*Directive*:
Copy out each line containing "structured" from the entries below.

*Data records*:
|---|

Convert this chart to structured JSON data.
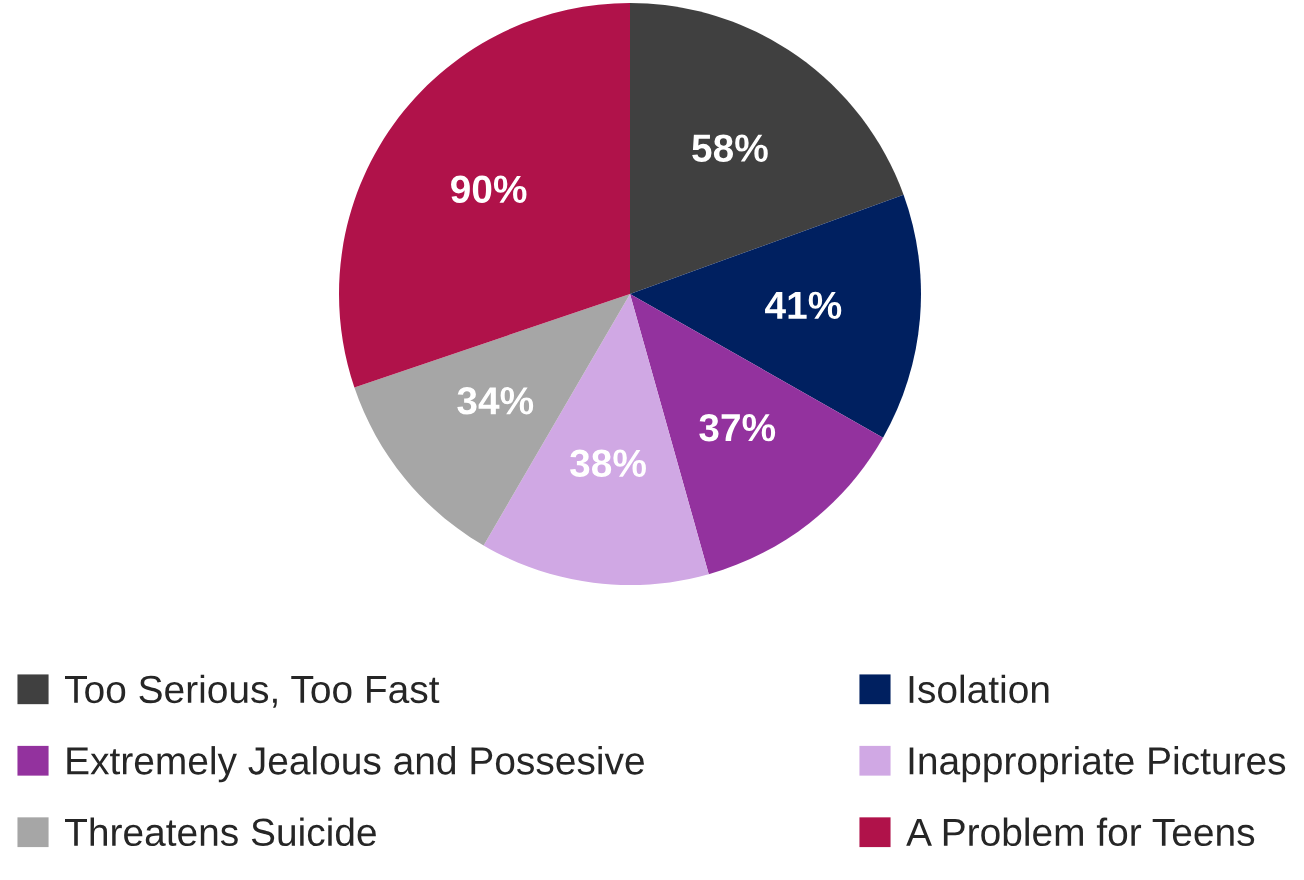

|---|

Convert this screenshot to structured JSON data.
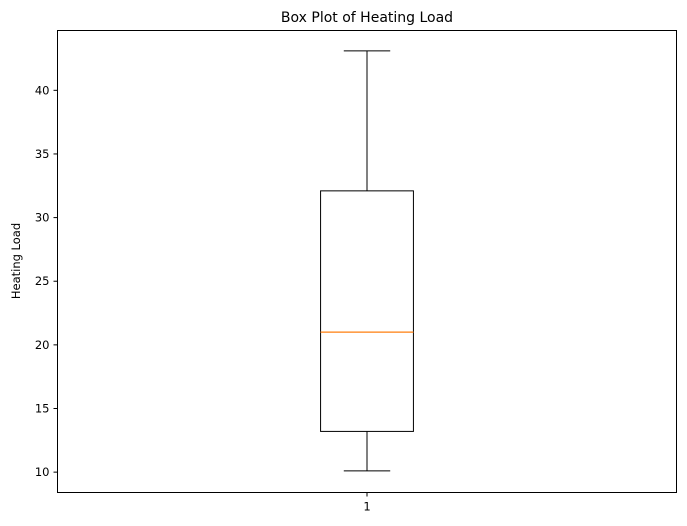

|---|

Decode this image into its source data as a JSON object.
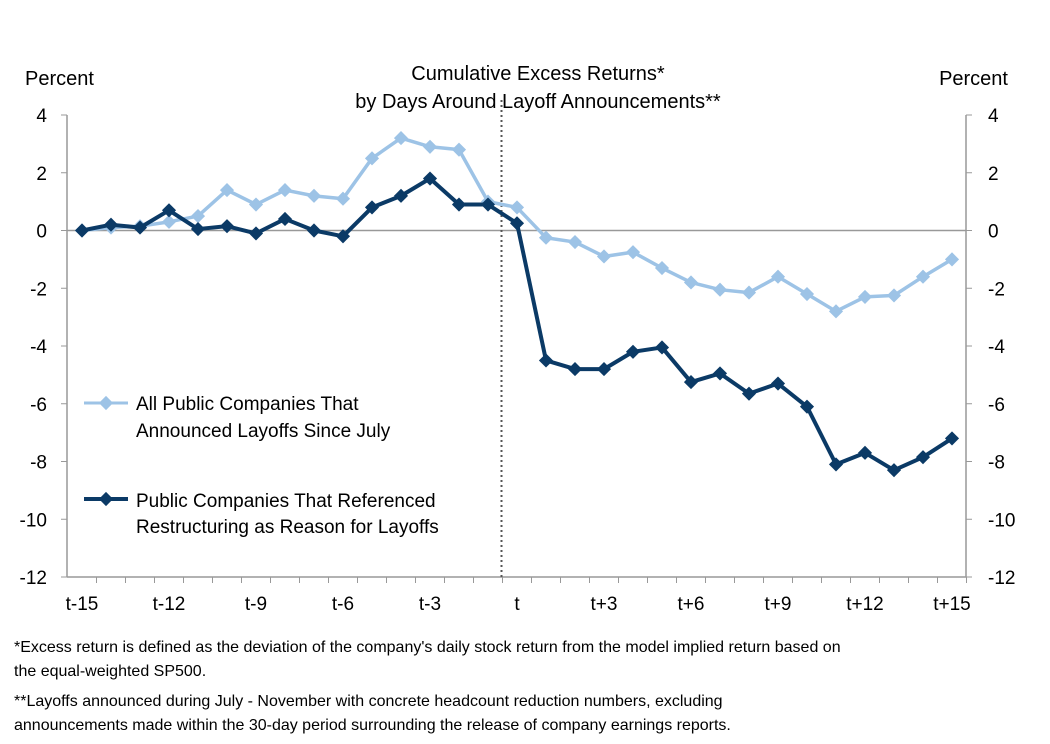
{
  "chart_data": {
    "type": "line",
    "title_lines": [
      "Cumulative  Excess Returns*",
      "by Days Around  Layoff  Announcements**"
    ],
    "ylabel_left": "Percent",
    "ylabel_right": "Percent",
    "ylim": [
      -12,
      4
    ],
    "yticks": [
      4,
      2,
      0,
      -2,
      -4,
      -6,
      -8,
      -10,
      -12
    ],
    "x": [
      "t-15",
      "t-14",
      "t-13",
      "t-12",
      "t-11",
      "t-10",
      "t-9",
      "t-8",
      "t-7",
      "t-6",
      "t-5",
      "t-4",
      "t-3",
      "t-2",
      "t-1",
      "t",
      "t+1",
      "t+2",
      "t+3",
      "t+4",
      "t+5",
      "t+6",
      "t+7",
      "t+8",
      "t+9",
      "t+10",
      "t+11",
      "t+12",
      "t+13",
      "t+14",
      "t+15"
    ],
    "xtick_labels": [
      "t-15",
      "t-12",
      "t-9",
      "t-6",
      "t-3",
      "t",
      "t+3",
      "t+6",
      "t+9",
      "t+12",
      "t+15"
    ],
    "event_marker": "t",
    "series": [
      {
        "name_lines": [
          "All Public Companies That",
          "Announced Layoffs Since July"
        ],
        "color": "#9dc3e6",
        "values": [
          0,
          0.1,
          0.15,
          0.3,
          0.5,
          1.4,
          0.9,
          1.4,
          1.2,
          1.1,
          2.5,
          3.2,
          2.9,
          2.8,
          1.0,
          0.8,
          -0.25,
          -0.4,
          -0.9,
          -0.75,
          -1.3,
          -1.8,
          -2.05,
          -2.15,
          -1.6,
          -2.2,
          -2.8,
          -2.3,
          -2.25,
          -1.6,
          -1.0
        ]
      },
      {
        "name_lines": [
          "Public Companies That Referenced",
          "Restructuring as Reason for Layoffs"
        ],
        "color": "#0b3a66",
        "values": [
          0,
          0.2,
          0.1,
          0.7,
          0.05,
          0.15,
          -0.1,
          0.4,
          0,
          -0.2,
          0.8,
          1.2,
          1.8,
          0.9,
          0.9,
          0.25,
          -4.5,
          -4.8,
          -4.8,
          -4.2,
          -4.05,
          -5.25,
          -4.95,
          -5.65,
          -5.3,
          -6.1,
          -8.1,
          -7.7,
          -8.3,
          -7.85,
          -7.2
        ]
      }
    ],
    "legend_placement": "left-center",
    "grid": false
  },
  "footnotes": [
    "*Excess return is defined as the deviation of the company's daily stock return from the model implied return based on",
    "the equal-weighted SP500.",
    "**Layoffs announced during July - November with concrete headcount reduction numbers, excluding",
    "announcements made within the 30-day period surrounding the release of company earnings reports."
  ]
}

|---|

*Response to this exercise*:
Convert this chart to structured JSON data.
Convert this screenshot to structured JSON data.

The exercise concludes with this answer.